-- begin MATERIAL PROVIDED --

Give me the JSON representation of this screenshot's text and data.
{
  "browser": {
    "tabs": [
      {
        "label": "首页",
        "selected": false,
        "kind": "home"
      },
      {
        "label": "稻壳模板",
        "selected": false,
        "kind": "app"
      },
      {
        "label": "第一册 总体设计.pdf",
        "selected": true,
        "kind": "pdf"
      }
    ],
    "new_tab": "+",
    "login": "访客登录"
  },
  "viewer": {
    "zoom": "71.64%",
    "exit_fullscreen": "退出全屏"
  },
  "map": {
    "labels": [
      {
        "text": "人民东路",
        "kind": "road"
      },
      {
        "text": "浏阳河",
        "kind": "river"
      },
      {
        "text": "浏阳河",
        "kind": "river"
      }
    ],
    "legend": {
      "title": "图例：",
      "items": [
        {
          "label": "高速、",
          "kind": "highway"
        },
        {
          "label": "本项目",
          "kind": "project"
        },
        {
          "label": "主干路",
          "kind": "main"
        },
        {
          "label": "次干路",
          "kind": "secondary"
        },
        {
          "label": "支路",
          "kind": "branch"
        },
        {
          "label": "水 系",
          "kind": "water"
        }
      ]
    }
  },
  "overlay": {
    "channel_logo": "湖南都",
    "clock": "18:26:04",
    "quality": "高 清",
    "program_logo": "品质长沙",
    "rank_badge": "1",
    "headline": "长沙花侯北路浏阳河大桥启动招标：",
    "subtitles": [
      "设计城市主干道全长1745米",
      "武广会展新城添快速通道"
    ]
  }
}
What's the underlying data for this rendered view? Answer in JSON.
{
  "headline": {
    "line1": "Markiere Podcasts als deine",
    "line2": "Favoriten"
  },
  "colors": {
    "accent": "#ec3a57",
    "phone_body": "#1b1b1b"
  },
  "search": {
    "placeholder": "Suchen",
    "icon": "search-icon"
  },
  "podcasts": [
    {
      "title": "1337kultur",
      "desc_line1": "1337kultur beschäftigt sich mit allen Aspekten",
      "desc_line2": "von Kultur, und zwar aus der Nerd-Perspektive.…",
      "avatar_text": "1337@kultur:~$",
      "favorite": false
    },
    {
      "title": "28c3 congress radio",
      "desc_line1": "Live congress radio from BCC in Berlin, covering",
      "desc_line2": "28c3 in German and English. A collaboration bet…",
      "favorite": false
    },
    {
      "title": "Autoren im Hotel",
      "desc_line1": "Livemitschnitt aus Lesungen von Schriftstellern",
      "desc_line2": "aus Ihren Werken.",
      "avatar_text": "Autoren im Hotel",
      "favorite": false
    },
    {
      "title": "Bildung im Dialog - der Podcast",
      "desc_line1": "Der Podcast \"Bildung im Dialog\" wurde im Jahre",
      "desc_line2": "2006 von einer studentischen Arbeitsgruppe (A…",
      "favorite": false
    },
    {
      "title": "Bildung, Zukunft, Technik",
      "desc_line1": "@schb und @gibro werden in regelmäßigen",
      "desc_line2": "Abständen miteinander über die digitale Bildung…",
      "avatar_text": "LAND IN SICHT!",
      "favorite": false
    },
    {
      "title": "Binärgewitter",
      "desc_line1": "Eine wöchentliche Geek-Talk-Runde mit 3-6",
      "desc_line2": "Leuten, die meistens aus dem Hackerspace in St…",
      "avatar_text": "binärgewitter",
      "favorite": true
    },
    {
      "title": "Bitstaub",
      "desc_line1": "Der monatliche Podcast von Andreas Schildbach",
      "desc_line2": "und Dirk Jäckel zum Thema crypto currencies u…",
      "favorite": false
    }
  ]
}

-- end MATERIAL PROVIDED --

* _AIM OF THE EXERCISE_: Provide the number of lines in the data above that contain the string "Autoren", and nothing else.

* _RESPONSE BELOW_: 2